SHORT TASK. Extract the listing verbatim, starting at its first line and ending at the line containing "The actuator 23 is at (702, 250).", with both of those lines included.
===============
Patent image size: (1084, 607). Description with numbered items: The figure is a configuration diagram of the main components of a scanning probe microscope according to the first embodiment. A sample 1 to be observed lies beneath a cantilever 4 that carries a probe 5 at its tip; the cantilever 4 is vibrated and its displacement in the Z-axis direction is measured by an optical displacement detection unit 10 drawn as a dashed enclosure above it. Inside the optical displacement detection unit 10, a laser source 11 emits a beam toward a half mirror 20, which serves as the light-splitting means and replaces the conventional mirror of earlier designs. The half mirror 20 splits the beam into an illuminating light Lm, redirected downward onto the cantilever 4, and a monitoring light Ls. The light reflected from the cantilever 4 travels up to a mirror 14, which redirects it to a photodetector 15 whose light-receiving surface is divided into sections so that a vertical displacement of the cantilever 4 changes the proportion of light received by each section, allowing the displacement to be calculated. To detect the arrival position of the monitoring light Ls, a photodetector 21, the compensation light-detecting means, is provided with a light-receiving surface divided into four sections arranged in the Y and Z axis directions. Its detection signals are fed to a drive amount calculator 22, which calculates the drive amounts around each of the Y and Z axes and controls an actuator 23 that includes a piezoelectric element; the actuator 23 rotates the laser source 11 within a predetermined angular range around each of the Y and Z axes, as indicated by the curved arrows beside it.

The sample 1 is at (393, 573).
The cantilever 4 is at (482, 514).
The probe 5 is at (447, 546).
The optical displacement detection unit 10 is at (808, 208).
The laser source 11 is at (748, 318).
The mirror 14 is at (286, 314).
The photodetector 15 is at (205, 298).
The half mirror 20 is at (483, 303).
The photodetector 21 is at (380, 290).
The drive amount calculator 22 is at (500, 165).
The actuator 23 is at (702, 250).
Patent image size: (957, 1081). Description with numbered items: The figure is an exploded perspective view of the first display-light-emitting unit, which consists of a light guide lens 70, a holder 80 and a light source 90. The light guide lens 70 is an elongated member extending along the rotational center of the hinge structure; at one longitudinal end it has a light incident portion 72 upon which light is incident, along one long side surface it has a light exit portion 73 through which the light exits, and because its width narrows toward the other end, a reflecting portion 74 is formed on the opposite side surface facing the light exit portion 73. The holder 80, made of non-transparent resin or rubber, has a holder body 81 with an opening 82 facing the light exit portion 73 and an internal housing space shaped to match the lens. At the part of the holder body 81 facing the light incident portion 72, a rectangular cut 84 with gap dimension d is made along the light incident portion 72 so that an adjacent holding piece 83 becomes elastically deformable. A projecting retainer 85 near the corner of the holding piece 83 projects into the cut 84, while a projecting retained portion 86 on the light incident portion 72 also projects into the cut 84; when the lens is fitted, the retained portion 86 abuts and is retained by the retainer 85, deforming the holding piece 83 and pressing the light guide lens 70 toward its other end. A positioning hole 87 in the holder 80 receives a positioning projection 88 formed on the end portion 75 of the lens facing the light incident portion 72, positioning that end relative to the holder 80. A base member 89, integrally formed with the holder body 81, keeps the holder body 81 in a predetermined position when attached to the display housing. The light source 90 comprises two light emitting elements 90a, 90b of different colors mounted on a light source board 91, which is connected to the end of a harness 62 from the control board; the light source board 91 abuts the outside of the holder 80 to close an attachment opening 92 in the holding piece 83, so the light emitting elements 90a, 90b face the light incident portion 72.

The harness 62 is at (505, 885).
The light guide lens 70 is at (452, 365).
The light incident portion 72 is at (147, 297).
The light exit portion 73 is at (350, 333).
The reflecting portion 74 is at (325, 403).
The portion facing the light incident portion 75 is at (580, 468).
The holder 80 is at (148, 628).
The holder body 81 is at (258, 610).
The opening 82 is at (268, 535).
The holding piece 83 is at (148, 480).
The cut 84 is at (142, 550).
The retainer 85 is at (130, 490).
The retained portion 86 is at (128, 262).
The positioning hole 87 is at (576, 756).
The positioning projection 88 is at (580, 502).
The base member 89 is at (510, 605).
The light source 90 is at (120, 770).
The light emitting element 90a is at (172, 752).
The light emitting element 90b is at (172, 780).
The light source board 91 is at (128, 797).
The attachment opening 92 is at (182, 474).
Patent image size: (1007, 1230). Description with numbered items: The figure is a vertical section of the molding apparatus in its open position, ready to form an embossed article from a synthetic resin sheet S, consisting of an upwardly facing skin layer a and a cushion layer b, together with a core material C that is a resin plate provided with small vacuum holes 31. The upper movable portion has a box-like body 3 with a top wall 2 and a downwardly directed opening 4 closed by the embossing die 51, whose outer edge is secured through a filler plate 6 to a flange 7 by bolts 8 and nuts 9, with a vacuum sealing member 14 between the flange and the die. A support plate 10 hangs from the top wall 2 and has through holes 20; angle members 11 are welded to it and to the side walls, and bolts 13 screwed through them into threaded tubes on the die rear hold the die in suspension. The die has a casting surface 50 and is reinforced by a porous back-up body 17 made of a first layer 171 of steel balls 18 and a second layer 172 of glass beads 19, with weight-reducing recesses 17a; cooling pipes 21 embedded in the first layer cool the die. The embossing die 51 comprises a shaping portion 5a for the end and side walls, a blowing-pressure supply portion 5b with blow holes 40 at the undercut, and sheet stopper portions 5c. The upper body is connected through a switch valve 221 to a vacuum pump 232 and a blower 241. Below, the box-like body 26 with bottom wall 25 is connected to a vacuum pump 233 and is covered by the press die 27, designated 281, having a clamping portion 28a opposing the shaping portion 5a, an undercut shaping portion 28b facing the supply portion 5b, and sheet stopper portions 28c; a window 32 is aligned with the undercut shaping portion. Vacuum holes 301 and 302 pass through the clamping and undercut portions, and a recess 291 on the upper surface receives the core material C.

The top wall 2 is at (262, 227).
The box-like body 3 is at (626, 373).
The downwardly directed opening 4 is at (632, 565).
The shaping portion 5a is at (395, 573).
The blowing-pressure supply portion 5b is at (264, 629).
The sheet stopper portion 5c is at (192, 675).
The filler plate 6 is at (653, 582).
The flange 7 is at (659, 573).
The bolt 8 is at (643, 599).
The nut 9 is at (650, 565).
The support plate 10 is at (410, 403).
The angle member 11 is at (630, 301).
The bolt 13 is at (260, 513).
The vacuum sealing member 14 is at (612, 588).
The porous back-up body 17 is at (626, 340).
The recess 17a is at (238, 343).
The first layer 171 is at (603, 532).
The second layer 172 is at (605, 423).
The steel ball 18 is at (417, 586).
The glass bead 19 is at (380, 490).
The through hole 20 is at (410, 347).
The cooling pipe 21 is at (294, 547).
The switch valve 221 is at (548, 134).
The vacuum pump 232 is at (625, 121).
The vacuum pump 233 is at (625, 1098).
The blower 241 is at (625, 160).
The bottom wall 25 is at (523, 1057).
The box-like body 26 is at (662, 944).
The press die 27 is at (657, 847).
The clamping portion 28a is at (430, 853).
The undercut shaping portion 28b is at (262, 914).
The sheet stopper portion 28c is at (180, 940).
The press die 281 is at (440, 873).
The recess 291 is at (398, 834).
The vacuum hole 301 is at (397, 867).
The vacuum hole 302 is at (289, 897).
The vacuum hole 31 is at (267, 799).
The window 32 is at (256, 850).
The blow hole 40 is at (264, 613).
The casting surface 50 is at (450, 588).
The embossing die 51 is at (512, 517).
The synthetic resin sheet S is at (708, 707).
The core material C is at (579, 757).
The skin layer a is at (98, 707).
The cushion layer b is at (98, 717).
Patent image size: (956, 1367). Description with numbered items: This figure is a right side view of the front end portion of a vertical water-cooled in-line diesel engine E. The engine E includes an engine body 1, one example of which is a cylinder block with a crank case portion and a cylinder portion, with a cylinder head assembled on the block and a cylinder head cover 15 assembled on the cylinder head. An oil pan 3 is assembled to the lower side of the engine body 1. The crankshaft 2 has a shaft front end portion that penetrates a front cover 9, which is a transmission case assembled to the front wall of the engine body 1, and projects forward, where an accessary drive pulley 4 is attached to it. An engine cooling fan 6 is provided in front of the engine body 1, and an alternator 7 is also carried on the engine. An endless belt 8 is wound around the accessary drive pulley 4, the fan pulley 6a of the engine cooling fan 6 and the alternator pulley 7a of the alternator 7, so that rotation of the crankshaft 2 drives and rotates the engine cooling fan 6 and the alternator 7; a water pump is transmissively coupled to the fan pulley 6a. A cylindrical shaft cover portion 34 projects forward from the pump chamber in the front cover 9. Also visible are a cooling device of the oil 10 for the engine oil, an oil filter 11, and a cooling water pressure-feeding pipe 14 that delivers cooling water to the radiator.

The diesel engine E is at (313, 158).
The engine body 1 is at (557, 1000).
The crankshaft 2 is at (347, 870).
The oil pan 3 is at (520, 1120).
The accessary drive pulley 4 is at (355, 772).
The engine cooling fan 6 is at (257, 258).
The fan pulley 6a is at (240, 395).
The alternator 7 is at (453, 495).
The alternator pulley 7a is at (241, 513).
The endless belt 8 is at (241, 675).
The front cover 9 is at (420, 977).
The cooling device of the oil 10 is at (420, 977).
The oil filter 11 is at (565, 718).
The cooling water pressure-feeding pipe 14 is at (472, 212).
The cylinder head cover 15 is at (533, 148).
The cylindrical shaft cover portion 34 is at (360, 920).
===============
TASK RESPONSE.
Patent image size: (1084, 607). Description with numbered items: The figure is a configuration diagram of the main components of a scanning probe microscope according to the first embodiment. A sample 1 to be observed lies beneath a cantilever 4 that carries a probe 5 at its tip; the cantilever 4 is vibrated and its displacement in the Z-axis direction is measured by an optical displacement detection unit 10 drawn as a dashed enclosure above it. Inside the optical displacement detection unit 10, a laser source 11 emits a beam toward a half mirror 20, which serves as the light-splitting means and replaces the conventional mirror of earlier designs. The half mirror 20 splits the beam into an illuminating light Lm, redirected downward onto the cantilever 4, and a monitoring light Ls. The light reflected from the cantilever 4 travels up to a mirror 14, which redirects it to a photodetector 15 whose light-receiving surface is divided into sections so that a vertical displacement of the cantilever 4 changes the proportion of light received by each section, allowing the displacement to be calculated. To detect the arrival position of the monitoring light Ls, a photodetector 21, the compensation light-detecting means, is provided with a light-receiving surface divided into four sections arranged in the Y and Z axis directions. Its detection signals are fed to a drive amount calculator 22, which calculates the drive amounts around each of the Y and Z axes and controls an actuator 23 that includes a piezoelectric element; the actuator 23 rotates the laser source 11 within a predetermined angular range around each of the Y and Z axes, as indicated by the curved arrows beside it.

The sample 1 is at (393, 573).
The cantilever 4 is at (482, 514).
The probe 5 is at (447, 546).
The optical displacement detection unit 10 is at (808, 208).
The laser source 11 is at (748, 318).
The mirror 14 is at (286, 314).
The photodetector 15 is at (205, 298).
The half mirror 20 is at (483, 303).
The photodetector 21 is at (380, 290).
The drive amount calculator 22 is at (500, 165).
The actuator 23 is at (702, 250).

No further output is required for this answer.